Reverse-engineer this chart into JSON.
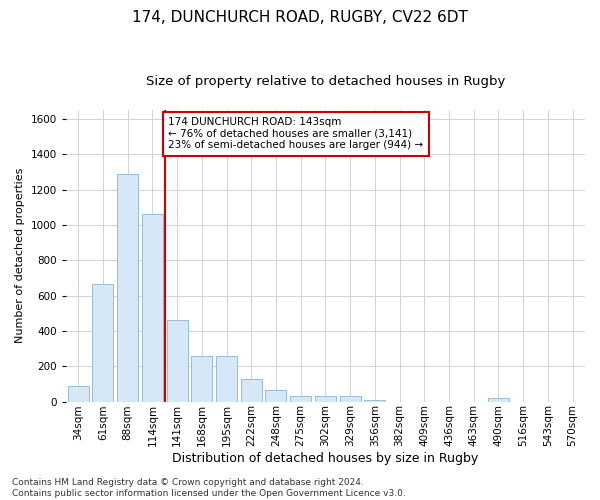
{
  "title1": "174, DUNCHURCH ROAD, RUGBY, CV22 6DT",
  "title2": "Size of property relative to detached houses in Rugby",
  "xlabel": "Distribution of detached houses by size in Rugby",
  "ylabel": "Number of detached properties",
  "categories": [
    "34sqm",
    "61sqm",
    "88sqm",
    "114sqm",
    "141sqm",
    "168sqm",
    "195sqm",
    "222sqm",
    "248sqm",
    "275sqm",
    "302sqm",
    "329sqm",
    "356sqm",
    "382sqm",
    "409sqm",
    "436sqm",
    "463sqm",
    "490sqm",
    "516sqm",
    "543sqm",
    "570sqm"
  ],
  "values": [
    90,
    665,
    1290,
    1060,
    460,
    260,
    260,
    125,
    65,
    30,
    30,
    30,
    10,
    0,
    0,
    0,
    0,
    20,
    0,
    0,
    0
  ],
  "bar_color": "#d6e8f7",
  "bar_edge_color": "#8ab4d4",
  "vline_color": "#cc0000",
  "vline_x_index": 3.5,
  "annotation_text": "174 DUNCHURCH ROAD: 143sqm\n← 76% of detached houses are smaller (3,141)\n23% of semi-detached houses are larger (944) →",
  "annotation_box_color": "#ffffff",
  "annotation_box_edge": "#cc0000",
  "ylim": [
    0,
    1650
  ],
  "yticks": [
    0,
    200,
    400,
    600,
    800,
    1000,
    1200,
    1400,
    1600
  ],
  "grid_color": "#cccccc",
  "background_color": "#ffffff",
  "footer": "Contains HM Land Registry data © Crown copyright and database right 2024.\nContains public sector information licensed under the Open Government Licence v3.0.",
  "title1_fontsize": 11,
  "title2_fontsize": 9.5,
  "xlabel_fontsize": 9,
  "ylabel_fontsize": 8,
  "tick_fontsize": 7.5,
  "annotation_fontsize": 7.5,
  "footer_fontsize": 6.5
}
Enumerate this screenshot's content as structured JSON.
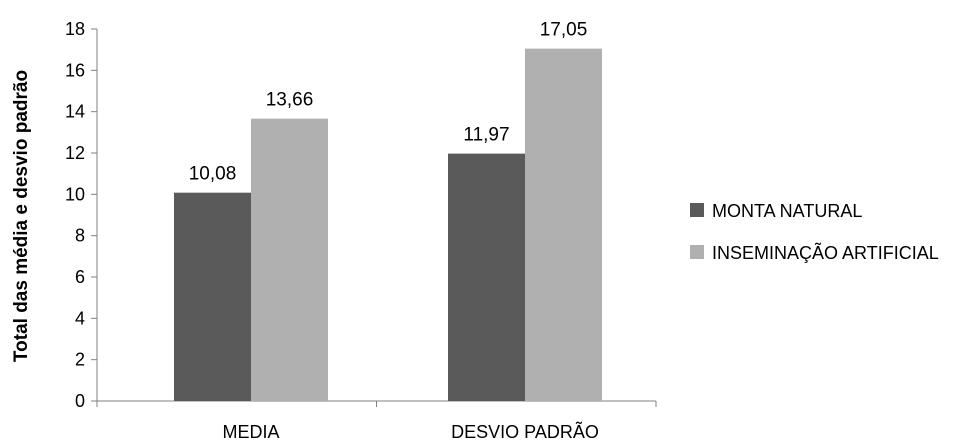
{
  "chart_data": {
    "type": "bar",
    "title": "",
    "xlabel": "",
    "ylabel": "Total das média e desvio padrão",
    "categories": [
      "MEDIA",
      "DESVIO PADRÃO"
    ],
    "series": [
      {
        "name": "MONTA NATURAL",
        "values": [
          10.08,
          11.97
        ],
        "labels": [
          "10,08",
          "11,97"
        ],
        "color": "#5a5a5a"
      },
      {
        "name": "INSEMINAÇÃO ARTIFICIAL",
        "values": [
          13.66,
          17.05
        ],
        "labels": [
          "13,66",
          "17,05"
        ],
        "color": "#b0b0b0"
      }
    ],
    "ylim": [
      0,
      18
    ],
    "yticks": [
      0,
      2,
      4,
      6,
      8,
      10,
      12,
      14,
      16,
      18
    ],
    "grid": false,
    "legend_position": "right",
    "axis_color": "#808080",
    "text_color": "#000000"
  }
}
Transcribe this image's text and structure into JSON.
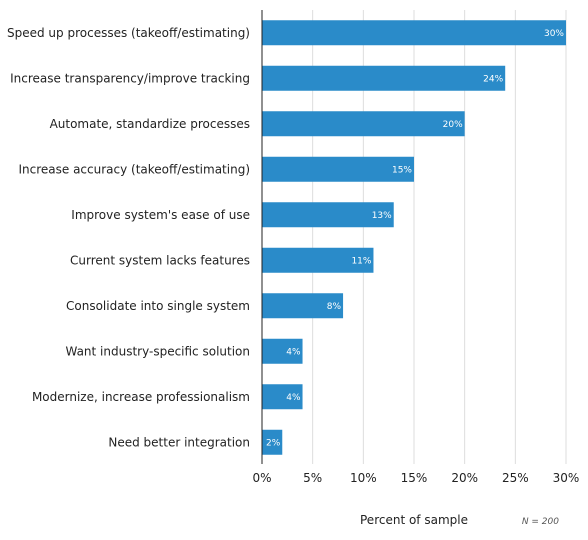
{
  "chart_data": {
    "type": "bar",
    "orientation": "horizontal",
    "categories": [
      "Speed up processes (takeoff/estimating)",
      "Increase transparency/improve tracking",
      "Automate, standardize processes",
      "Increase accuracy (takeoff/estimating)",
      "Improve system's ease of use",
      "Current system lacks features",
      "Consolidate into single system",
      "Want industry-specific solution",
      "Modernize, increase professionalism",
      "Need better integration"
    ],
    "values": [
      30,
      24,
      20,
      15,
      13,
      11,
      8,
      4,
      4,
      2
    ],
    "value_labels": [
      "30%",
      "24%",
      "20%",
      "15%",
      "13%",
      "11%",
      "8%",
      "4%",
      "4%",
      "2%"
    ],
    "xlim": [
      0,
      30
    ],
    "xticks": [
      0,
      5,
      10,
      15,
      20,
      25,
      30
    ],
    "xtick_labels": [
      "0%",
      "5%",
      "10%",
      "15%",
      "20%",
      "25%",
      "30%"
    ],
    "xlabel": "Percent of sample",
    "note": "N = 200",
    "grid": "vertical",
    "bar_color": "#2a8bc9",
    "grid_color": "#dddddd",
    "axis_color": "#222222"
  }
}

═══

- [Task objective]:
Find each line in the records holding the string "right" and show it.

- [Answer for this exercise]:
  "footer": "Contains HM Land Registry data © Crown copyright and database right 2024.\nContains public sector information licensed under the Open Government Licence v3.0.",
    "legend_position": "right",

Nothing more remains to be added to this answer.